§ Task brief
Your task is to reproduce the material exactly.

** begin **

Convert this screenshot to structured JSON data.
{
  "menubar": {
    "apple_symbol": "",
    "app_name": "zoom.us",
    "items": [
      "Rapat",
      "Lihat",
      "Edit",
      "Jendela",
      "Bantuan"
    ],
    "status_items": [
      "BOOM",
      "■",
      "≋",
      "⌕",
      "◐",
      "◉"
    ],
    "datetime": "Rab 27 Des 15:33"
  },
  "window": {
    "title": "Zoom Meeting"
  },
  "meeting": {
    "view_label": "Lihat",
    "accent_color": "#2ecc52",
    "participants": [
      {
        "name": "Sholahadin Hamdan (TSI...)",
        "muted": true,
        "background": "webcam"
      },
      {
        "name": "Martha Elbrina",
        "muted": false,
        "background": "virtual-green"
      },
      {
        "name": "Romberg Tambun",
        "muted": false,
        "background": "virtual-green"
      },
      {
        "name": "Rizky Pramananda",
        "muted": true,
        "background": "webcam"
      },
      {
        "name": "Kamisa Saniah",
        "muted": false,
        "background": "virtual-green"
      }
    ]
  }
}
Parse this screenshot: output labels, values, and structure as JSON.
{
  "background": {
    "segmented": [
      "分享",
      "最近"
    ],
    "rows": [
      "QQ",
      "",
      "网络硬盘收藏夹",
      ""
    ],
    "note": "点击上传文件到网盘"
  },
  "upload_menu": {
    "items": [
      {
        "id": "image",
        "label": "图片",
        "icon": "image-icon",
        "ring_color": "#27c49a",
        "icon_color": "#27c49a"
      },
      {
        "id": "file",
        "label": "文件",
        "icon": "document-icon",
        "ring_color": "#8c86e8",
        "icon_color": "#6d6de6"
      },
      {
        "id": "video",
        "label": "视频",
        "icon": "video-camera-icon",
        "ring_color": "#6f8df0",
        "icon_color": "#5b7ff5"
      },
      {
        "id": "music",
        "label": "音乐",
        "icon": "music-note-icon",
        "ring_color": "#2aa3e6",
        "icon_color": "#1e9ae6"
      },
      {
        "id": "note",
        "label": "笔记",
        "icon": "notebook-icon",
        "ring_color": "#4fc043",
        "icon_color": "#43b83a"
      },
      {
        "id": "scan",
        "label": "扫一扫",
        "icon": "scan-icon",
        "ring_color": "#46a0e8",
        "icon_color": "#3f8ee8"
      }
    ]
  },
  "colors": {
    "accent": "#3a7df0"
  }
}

** end **

§ Exercise output
Convert this screenshot to structured JSON data.
{
  "menubar": {
    "apple_symbol": "",
    "app_name": "zoom.us",
    "items": [
      "Rapat",
      "Lihat",
      "Edit",
      "Jendela",
      "Bantuan"
    ],
    "status_items": [
      "BOOM",
      "■",
      "≋",
      "⌕",
      "◐",
      "◉"
    ],
    "datetime": "Rab 27 Des 15:33"
  },
  "window": {
    "title": "Zoom Meeting"
  },
  "meeting": {
    "view_label": "Lihat",
    "accent_color": "#2ecc52",
    "participants": [
      {
        "name": "Sholahadin Hamdan (TSI...)",
        "muted": true,
        "background": "webcam"
      },
      {
        "name": "Martha Elbrina",
        "muted": false,
        "background": "virtual-green"
      },
      {
        "name": "Romberg Tambun",
        "muted": false,
        "background": "virtual-green"
      },
      {
        "name": "Rizky Pramananda",
        "muted": true,
        "background": "webcam"
      },
      {
        "name": "Kamisa Saniah",
        "muted": false,
        "background": "virtual-green"
      }
    ]
  }
}
Parse this screenshot: output labels, values, and structure as JSON.
{
  "background": {
    "segmented": [
      "分享",
      "最近"
    ],
    "rows": [
      "QQ",
      "",
      "网络硬盘收藏夹",
      ""
    ],
    "note": "点击上传文件到网盘"
  },
  "upload_menu": {
    "items": [
      {
        "id": "image",
        "label": "图片",
        "icon": "image-icon",
        "ring_color": "#27c49a",
        "icon_color": "#27c49a"
      },
      {
        "id": "file",
        "label": "文件",
        "icon": "document-icon",
        "ring_color": "#8c86e8",
        "icon_color": "#6d6de6"
      },
      {
        "id": "video",
        "label": "视频",
        "icon": "video-camera-icon",
        "ring_color": "#6f8df0",
        "icon_color": "#5b7ff5"
      },
      {
        "id": "music",
        "label": "音乐",
        "icon": "music-note-icon",
        "ring_color": "#2aa3e6",
        "icon_color": "#1e9ae6"
      },
      {
        "id": "note",
        "label": "笔记",
        "icon": "notebook-icon",
        "ring_color": "#4fc043",
        "icon_color": "#43b83a"
      },
      {
        "id": "scan",
        "label": "扫一扫",
        "icon": "scan-icon",
        "ring_color": "#46a0e8",
        "icon_color": "#3f8ee8"
      }
    ]
  },
  "colors": {
    "accent": "#3a7df0"
  }
}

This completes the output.